Data provided:
#####
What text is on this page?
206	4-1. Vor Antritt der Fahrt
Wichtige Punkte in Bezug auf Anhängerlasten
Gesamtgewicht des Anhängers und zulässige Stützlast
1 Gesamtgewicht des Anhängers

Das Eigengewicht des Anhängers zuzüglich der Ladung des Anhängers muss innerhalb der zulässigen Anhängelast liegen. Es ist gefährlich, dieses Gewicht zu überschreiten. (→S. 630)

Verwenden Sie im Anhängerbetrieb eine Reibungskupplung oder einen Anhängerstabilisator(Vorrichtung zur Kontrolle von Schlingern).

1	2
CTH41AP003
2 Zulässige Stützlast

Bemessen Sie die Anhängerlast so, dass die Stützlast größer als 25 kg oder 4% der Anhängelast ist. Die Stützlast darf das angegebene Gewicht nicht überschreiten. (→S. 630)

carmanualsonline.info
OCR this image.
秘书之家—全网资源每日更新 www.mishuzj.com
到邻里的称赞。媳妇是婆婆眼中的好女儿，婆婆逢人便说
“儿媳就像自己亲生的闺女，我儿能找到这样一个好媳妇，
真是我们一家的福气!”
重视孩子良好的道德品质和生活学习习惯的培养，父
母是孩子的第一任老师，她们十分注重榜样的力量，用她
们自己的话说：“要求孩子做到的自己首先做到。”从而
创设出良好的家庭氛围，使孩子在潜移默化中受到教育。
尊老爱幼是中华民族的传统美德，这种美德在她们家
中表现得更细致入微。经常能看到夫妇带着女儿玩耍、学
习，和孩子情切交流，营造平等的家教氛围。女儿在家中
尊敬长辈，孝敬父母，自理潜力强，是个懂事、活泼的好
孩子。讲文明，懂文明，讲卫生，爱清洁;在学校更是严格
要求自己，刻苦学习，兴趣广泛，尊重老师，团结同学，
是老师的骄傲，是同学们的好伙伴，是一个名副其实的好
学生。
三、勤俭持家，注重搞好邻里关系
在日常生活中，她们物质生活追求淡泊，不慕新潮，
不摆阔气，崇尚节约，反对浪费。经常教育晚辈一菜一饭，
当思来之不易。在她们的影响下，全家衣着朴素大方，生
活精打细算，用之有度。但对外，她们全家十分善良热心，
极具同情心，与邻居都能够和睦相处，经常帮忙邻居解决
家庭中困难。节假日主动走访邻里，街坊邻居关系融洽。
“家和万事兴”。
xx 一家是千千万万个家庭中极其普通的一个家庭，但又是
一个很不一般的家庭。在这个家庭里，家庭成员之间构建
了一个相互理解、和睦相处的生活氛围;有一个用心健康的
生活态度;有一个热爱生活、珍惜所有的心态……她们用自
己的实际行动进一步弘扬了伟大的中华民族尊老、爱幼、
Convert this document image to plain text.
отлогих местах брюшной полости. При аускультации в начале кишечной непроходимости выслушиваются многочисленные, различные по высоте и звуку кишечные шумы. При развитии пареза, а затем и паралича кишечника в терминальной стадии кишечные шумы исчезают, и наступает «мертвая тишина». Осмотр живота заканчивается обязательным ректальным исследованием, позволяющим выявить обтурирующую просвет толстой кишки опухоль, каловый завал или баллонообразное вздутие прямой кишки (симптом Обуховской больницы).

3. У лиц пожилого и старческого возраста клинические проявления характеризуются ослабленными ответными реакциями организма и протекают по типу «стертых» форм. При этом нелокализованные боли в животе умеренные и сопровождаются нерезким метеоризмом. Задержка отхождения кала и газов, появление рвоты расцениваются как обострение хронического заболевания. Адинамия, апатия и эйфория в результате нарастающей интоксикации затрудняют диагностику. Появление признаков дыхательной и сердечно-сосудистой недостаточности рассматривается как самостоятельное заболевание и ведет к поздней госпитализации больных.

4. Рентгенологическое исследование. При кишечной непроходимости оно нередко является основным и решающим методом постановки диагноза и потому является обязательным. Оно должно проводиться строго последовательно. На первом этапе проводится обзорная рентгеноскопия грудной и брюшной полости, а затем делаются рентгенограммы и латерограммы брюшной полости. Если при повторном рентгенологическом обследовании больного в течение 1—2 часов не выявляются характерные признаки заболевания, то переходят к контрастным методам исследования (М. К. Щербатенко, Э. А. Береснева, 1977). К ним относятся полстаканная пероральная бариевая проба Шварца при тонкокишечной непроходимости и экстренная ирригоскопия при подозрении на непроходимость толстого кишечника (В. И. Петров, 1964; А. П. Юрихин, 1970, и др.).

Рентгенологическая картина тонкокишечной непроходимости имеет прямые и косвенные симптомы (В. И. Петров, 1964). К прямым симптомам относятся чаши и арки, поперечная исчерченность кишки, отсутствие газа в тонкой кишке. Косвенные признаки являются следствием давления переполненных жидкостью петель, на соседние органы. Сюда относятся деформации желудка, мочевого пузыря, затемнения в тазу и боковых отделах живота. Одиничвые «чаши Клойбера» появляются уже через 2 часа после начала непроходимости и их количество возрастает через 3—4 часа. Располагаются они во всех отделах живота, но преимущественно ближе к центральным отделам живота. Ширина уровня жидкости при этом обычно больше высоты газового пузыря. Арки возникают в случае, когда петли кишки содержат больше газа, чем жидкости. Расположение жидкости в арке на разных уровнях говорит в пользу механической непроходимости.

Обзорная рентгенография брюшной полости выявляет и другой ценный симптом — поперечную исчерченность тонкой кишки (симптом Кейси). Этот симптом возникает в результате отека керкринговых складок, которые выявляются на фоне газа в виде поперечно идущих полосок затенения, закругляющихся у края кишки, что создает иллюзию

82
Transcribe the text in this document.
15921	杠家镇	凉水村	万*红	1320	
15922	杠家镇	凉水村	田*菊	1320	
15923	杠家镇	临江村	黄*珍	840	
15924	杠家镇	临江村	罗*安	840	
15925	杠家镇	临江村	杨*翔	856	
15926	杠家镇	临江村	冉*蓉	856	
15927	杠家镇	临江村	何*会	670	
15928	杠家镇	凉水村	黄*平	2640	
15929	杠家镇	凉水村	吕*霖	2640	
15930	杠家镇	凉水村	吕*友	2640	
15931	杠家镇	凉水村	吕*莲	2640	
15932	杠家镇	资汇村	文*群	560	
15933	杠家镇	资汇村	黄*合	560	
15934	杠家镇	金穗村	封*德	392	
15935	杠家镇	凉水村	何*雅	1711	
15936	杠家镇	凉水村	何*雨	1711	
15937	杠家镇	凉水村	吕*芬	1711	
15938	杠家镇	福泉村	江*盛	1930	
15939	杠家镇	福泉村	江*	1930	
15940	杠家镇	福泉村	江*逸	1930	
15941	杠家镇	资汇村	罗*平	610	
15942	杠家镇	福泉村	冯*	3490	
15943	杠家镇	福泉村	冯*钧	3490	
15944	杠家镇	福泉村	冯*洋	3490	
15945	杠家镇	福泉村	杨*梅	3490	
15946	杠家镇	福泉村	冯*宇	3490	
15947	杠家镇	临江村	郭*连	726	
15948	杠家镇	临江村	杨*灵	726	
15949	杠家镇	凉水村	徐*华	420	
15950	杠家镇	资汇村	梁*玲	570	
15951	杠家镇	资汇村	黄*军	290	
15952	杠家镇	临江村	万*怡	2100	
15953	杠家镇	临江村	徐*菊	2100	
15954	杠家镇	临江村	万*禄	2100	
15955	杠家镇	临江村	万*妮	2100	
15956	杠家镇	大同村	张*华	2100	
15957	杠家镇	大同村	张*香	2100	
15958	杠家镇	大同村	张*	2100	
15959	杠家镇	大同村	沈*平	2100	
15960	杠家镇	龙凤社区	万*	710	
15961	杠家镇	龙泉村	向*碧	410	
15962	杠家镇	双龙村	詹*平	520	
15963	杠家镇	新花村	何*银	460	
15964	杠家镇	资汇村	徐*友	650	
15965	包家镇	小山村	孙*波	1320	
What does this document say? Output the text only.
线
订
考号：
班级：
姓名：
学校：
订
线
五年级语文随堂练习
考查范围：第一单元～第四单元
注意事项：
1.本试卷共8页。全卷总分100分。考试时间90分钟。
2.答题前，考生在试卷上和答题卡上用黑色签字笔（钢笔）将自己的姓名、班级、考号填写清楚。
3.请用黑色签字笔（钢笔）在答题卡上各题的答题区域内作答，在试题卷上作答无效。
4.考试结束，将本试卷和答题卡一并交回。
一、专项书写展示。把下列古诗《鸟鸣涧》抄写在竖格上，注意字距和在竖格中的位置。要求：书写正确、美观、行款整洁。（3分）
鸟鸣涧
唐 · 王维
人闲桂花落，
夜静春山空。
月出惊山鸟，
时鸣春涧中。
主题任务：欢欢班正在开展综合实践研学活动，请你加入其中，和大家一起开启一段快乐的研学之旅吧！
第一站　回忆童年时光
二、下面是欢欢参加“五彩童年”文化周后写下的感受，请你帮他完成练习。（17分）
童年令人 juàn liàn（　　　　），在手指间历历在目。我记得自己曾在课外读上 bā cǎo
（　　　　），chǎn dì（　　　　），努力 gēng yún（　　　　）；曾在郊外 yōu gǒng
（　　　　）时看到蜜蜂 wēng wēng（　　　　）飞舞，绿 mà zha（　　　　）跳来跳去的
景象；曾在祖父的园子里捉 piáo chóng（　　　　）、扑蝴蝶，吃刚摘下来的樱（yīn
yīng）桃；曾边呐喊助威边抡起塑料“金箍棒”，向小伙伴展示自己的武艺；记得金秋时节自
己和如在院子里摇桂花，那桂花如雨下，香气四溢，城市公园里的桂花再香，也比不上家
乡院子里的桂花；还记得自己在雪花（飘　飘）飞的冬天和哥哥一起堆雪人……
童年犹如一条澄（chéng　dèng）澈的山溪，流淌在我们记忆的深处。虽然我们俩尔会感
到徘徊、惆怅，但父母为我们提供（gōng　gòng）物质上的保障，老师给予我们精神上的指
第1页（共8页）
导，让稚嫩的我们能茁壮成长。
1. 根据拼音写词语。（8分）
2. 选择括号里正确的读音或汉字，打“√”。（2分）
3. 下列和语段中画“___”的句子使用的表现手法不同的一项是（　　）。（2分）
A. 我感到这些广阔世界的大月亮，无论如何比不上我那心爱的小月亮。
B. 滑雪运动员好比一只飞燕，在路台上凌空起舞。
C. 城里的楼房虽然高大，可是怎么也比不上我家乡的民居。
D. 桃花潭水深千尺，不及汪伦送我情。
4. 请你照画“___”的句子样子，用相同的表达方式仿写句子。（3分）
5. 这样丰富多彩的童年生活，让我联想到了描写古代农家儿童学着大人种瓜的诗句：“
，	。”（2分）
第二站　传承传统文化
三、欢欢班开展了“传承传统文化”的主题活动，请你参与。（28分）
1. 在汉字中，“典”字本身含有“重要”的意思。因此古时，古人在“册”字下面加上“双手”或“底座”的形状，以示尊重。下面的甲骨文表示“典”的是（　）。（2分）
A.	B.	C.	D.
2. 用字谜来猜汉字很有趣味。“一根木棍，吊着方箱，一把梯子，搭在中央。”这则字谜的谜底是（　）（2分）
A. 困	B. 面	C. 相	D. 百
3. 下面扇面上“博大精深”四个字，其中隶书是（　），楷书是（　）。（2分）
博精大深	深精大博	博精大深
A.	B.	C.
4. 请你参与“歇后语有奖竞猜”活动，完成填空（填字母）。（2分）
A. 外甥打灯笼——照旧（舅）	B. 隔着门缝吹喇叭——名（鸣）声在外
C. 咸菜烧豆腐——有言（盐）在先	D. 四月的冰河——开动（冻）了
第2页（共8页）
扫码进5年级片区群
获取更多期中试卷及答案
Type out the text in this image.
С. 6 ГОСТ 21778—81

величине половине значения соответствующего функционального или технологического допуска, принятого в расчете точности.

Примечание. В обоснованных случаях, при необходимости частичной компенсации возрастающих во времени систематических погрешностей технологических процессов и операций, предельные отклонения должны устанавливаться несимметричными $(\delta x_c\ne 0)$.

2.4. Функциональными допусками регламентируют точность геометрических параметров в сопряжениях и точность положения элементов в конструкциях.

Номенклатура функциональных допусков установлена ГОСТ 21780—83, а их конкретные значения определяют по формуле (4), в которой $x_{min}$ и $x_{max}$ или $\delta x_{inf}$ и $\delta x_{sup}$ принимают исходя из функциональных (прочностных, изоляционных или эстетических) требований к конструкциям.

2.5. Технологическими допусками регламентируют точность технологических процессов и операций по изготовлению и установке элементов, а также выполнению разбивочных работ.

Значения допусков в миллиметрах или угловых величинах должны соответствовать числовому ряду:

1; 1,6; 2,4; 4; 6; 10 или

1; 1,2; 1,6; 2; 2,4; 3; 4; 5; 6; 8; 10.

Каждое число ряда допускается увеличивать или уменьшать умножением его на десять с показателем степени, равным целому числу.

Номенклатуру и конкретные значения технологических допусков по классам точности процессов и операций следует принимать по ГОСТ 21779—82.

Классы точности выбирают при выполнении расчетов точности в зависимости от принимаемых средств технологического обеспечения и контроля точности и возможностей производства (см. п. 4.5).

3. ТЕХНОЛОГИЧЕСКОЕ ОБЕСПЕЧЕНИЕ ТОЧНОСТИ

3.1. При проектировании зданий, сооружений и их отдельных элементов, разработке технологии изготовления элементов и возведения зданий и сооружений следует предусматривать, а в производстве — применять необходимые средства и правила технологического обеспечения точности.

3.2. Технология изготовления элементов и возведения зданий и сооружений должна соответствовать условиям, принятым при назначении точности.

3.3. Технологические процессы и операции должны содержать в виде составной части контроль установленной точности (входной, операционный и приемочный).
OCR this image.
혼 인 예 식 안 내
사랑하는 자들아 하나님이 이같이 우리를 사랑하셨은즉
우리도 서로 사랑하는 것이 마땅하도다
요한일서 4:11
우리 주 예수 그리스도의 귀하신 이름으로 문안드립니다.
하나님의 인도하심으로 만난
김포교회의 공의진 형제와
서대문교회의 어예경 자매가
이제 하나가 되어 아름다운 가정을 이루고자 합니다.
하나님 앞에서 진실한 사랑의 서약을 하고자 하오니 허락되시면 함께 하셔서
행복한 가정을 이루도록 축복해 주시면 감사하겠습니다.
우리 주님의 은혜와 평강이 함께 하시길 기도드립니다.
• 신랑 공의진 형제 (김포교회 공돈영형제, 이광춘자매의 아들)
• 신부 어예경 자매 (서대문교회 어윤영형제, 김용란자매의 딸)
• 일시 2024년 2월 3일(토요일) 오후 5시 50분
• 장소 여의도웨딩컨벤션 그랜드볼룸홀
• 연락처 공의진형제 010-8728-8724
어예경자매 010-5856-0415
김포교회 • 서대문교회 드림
#####
Short exercise: Give only the number of lines in the listing above that include the string "请你参与".

Reply to the task: 2